• **STATED PROBLEM**
Pull out each line of the data that includes the word "name".

▼

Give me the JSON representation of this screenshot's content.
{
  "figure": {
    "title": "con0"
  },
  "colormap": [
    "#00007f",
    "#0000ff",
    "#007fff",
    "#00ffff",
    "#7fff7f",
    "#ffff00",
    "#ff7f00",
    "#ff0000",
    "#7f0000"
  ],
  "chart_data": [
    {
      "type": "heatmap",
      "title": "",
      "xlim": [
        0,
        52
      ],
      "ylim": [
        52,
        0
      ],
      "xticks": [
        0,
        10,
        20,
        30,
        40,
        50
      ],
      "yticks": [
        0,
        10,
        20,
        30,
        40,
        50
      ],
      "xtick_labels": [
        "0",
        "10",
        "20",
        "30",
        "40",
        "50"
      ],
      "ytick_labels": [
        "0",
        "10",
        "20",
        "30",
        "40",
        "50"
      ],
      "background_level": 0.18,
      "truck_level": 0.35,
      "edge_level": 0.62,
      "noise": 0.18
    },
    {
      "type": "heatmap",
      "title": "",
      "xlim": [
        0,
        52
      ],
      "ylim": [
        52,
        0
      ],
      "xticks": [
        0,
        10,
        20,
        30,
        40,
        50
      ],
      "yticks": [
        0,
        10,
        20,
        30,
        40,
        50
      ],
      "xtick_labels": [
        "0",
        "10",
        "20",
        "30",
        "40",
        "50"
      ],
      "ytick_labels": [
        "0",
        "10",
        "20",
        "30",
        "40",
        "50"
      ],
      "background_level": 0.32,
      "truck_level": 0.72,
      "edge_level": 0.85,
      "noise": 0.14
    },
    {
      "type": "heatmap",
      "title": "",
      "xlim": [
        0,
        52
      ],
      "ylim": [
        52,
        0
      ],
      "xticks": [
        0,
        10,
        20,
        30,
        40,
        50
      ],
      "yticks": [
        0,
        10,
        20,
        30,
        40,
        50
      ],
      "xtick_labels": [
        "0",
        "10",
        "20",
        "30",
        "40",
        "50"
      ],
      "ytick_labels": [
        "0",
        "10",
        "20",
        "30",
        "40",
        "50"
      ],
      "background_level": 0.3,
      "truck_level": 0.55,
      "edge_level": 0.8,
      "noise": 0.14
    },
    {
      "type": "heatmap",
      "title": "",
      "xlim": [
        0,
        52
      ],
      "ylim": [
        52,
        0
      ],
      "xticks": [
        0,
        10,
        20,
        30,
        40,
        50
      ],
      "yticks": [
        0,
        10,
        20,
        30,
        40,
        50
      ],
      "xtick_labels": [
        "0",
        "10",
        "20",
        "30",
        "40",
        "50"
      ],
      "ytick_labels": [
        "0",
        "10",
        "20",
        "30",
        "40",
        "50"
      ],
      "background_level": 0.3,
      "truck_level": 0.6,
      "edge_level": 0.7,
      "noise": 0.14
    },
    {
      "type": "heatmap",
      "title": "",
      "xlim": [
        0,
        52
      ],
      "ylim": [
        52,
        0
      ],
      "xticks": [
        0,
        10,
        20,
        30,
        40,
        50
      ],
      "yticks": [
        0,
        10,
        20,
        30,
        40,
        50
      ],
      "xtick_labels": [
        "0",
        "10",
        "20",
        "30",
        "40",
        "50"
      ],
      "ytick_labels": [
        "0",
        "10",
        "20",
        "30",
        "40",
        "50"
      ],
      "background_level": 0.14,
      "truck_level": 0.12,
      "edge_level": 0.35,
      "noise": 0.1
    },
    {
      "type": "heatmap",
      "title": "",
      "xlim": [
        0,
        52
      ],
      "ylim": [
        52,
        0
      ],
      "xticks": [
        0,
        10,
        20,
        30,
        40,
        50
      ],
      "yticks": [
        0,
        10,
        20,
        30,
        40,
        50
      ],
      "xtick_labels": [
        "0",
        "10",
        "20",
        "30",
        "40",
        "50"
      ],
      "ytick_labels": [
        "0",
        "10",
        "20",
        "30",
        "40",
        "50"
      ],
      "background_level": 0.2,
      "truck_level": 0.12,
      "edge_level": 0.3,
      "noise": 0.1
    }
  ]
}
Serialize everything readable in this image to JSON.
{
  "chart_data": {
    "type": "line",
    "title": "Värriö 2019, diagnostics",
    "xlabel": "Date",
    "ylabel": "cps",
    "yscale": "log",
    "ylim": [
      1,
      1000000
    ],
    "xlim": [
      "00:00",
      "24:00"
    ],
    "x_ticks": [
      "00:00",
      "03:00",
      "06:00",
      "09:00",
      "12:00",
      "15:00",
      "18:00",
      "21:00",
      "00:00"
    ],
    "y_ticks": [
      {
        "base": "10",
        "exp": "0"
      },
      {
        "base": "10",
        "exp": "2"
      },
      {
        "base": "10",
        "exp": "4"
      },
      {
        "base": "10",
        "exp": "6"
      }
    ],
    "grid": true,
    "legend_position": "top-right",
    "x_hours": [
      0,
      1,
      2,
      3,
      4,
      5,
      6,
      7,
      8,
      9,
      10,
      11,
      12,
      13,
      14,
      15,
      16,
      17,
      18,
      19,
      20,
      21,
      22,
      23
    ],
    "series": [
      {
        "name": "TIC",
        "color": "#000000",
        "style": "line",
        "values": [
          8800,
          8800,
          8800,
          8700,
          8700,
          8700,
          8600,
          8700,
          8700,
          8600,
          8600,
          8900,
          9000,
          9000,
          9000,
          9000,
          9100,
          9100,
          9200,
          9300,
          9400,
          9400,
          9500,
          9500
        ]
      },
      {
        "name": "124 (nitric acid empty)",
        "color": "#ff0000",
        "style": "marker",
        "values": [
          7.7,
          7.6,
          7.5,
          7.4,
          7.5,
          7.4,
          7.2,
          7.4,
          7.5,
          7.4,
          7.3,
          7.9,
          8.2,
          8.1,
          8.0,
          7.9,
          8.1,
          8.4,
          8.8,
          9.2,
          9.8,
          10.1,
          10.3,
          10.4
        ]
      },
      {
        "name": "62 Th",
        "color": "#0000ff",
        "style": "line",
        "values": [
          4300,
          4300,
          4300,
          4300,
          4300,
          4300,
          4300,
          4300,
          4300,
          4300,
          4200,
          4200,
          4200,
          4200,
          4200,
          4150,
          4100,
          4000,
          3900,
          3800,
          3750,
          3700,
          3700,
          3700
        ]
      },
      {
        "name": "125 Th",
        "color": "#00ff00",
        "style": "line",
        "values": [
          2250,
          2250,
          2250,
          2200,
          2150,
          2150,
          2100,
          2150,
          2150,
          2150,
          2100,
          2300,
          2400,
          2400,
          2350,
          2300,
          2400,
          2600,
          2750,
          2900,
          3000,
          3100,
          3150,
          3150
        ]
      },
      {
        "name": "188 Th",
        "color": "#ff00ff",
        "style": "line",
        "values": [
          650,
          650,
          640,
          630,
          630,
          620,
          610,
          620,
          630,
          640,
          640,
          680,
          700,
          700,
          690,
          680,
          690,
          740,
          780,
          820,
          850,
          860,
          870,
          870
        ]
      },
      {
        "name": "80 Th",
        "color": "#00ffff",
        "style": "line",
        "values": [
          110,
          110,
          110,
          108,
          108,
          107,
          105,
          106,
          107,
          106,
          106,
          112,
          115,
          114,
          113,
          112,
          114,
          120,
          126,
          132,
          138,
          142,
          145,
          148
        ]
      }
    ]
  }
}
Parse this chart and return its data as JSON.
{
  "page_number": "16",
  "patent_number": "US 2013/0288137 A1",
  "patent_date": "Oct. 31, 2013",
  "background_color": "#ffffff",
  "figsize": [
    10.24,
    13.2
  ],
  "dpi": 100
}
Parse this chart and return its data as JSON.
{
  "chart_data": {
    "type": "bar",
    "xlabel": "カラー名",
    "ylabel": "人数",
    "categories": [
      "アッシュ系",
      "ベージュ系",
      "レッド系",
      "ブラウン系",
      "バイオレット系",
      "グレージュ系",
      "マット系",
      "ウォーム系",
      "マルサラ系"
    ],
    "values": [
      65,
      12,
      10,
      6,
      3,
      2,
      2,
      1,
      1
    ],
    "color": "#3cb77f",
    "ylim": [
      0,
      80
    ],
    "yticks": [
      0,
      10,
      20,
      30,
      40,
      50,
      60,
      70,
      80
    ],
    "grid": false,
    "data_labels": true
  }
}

▲

• **TASK RESULT**
        "name": "TIC",
        "name": "124 (nitric acid empty)",
        "name": "62 Th",
        "name": "125 Th",
        "name": "188 Th",
        "name": "80 Th",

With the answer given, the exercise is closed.